─── Exercise input

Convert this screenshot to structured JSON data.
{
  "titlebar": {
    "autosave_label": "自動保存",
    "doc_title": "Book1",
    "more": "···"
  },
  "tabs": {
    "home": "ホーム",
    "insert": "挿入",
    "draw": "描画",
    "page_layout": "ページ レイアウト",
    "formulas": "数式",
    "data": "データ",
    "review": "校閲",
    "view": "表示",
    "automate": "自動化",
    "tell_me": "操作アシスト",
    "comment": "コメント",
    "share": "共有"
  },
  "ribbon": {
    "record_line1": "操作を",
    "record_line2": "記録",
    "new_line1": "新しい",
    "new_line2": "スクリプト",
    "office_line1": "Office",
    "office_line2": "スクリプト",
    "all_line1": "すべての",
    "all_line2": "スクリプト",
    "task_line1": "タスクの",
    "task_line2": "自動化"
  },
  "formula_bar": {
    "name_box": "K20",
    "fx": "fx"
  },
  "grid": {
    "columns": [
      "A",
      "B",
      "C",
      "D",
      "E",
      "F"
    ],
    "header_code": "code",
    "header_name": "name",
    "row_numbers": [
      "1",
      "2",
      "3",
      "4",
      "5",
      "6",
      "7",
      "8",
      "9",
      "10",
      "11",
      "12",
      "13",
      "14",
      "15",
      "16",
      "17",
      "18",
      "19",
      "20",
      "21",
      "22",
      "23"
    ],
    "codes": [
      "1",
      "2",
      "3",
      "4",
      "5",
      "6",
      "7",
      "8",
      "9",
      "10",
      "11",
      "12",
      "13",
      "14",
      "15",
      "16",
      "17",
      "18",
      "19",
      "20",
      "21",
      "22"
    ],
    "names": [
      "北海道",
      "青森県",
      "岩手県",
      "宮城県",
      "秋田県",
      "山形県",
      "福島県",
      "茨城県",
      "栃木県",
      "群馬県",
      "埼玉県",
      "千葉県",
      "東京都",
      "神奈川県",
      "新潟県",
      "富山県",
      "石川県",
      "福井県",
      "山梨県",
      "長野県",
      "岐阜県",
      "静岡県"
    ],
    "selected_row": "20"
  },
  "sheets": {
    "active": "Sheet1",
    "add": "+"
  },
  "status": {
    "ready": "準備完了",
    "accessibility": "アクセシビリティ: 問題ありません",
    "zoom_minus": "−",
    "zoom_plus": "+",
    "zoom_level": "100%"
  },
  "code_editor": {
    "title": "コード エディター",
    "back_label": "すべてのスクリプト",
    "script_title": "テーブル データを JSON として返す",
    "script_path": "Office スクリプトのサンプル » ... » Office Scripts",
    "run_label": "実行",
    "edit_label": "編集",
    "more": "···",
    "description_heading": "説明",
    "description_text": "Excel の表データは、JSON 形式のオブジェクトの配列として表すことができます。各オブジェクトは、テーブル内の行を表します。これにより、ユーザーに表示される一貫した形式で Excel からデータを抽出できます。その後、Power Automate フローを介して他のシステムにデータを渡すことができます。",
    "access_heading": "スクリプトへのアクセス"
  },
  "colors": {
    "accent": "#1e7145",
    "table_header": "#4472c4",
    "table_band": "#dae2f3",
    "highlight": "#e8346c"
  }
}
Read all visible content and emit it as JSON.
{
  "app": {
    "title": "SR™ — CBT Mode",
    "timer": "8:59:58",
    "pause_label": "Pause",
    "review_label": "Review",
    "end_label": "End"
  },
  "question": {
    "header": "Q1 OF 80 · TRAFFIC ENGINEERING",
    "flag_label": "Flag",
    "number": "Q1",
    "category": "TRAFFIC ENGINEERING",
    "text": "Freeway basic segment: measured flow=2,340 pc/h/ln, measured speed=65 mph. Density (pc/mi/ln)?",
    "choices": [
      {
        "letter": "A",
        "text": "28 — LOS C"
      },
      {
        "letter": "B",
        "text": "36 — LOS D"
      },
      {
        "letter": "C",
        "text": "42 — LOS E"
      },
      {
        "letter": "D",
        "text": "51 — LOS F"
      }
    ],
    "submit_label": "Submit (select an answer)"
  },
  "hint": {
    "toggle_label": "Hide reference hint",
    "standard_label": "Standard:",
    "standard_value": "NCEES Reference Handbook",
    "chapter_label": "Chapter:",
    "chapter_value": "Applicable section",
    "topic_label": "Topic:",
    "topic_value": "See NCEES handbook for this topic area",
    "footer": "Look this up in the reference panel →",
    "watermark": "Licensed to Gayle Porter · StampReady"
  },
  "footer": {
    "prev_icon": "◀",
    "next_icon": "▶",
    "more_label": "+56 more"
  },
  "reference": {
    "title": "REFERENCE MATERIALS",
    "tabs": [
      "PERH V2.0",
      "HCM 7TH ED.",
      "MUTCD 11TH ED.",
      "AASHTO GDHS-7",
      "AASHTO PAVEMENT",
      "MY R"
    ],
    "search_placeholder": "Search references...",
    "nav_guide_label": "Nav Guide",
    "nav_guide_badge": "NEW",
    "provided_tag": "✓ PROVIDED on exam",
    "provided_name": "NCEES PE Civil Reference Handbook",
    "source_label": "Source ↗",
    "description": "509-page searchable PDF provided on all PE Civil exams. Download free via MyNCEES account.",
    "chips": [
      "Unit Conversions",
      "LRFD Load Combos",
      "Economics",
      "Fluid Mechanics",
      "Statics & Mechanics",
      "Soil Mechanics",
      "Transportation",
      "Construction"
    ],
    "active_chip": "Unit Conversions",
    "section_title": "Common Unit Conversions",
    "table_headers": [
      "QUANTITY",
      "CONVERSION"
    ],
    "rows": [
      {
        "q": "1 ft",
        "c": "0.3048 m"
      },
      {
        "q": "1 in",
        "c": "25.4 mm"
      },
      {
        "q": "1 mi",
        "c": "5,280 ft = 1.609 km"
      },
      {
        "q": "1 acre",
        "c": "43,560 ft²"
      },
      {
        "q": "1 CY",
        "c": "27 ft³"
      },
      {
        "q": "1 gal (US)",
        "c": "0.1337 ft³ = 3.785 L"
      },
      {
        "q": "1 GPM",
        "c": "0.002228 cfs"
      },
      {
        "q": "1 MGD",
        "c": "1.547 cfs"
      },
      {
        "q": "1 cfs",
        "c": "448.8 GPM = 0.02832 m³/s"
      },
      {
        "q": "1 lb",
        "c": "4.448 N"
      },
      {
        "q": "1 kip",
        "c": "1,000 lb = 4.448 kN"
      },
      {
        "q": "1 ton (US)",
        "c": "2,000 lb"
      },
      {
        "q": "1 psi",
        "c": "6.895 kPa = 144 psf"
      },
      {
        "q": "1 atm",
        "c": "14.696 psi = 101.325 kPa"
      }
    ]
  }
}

──────

Exercise task » Copy all lines from the listing that contain "JSON".

Written solution »
Convert this screenshot to structured JSON data.
    "script_title": "テーブル データを JSON として返す",
    "description_text": "Excel の表データは、JSON 形式のオブジェクトの配列として表すことができます。各オブジェクトは、テーブル内の行を表します。これにより、ユーザーに表示される一貫した形式で Excel からデータを抽出できます。その後、Power Automate フローを介して他のシステムにデータを渡すことができます。",
Read all visible content and emit it as JSON.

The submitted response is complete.